◆ WORK TO BE COMPLETED:
Pick out and copy every line below that has the word "JSON".

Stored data
==*==
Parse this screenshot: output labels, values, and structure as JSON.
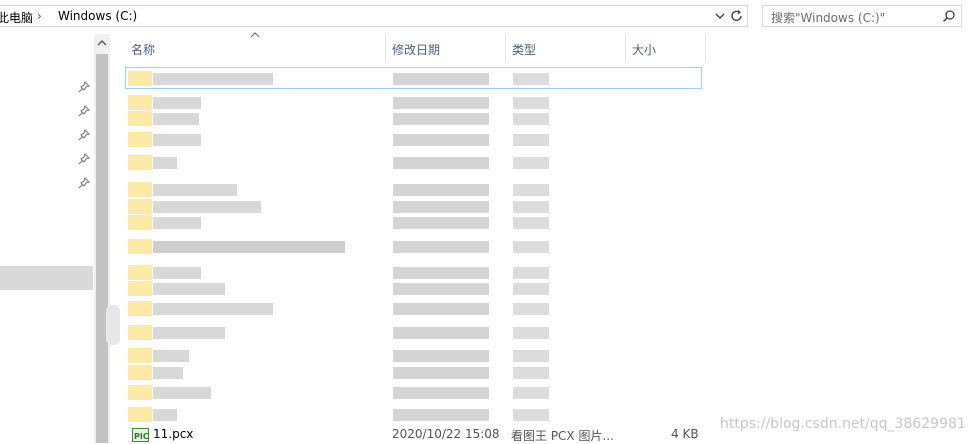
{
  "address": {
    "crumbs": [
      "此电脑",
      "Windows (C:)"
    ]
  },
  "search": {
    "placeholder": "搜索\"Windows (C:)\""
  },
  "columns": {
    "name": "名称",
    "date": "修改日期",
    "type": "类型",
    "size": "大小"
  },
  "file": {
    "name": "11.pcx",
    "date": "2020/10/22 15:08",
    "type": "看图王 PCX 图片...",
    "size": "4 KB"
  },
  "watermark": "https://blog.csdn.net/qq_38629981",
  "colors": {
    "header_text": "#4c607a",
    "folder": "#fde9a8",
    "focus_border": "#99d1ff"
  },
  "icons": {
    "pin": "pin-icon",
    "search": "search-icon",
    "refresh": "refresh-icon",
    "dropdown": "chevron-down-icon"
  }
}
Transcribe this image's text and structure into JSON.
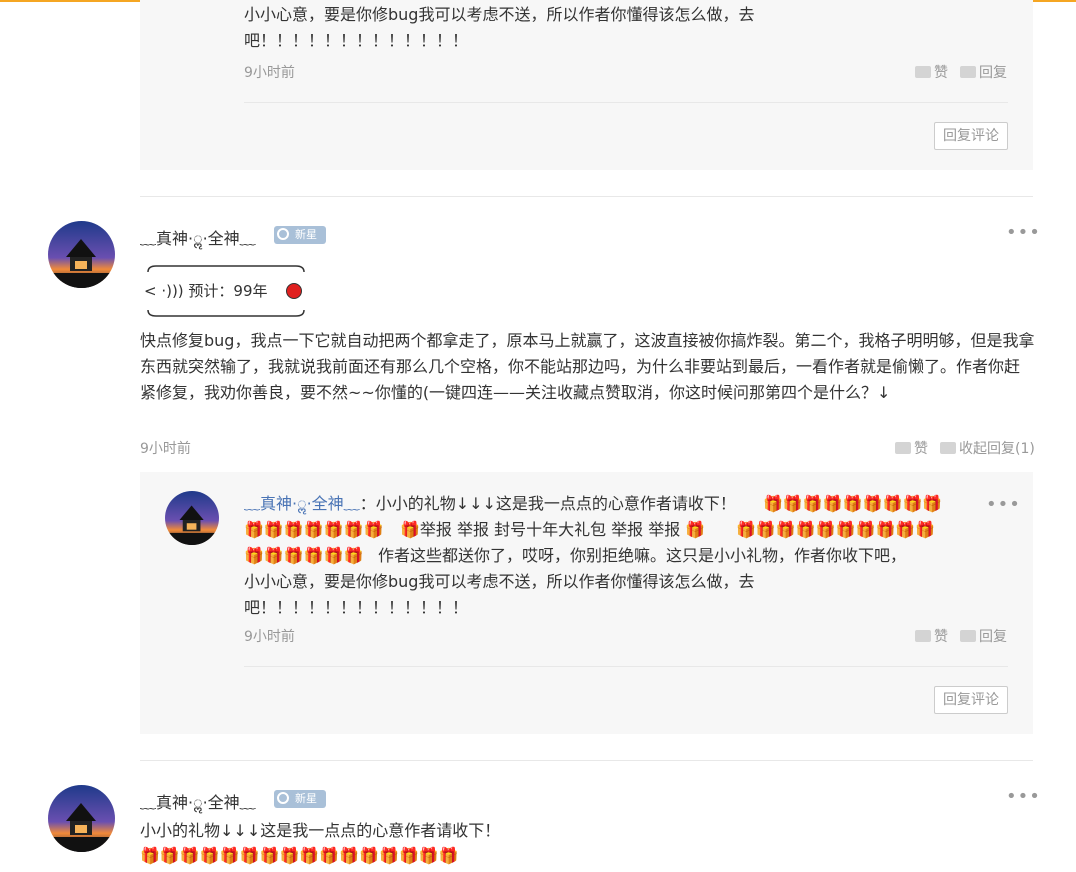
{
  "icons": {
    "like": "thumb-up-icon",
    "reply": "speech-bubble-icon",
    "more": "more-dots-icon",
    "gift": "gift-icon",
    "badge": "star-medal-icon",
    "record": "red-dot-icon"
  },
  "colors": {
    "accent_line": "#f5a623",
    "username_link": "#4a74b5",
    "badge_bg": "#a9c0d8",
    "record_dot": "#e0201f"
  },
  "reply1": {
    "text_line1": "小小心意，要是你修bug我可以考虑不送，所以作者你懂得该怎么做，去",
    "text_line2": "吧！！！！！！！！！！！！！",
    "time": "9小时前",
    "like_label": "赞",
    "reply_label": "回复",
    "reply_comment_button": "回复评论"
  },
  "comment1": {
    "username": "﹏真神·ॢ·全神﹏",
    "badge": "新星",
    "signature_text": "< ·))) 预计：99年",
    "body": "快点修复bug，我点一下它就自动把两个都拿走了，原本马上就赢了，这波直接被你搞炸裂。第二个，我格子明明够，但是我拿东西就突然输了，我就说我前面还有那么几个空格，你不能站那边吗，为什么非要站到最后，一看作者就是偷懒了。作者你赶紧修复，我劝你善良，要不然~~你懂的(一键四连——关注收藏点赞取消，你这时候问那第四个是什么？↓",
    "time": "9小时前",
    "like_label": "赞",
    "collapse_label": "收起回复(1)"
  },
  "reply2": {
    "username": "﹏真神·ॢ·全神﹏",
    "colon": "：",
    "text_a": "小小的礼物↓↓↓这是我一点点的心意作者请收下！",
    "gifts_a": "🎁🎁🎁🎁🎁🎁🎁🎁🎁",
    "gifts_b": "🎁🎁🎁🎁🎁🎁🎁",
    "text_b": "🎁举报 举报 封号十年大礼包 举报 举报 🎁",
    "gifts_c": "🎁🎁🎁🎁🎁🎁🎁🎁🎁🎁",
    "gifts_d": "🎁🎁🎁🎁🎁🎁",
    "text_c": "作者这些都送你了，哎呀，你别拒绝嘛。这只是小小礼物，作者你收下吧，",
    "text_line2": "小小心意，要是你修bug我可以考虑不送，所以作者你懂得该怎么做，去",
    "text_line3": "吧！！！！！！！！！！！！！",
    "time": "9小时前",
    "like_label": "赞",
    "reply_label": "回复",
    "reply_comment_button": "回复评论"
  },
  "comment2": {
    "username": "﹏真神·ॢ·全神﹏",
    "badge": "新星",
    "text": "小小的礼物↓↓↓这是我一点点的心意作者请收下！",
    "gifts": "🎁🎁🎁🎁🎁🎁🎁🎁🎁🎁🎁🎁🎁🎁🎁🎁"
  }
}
==*==
◆ SOLUTION FOR THIS TASK:
Parse this screenshot: output labels, values, and structure as JSON.
Transcribe this image's text and structure into JSON.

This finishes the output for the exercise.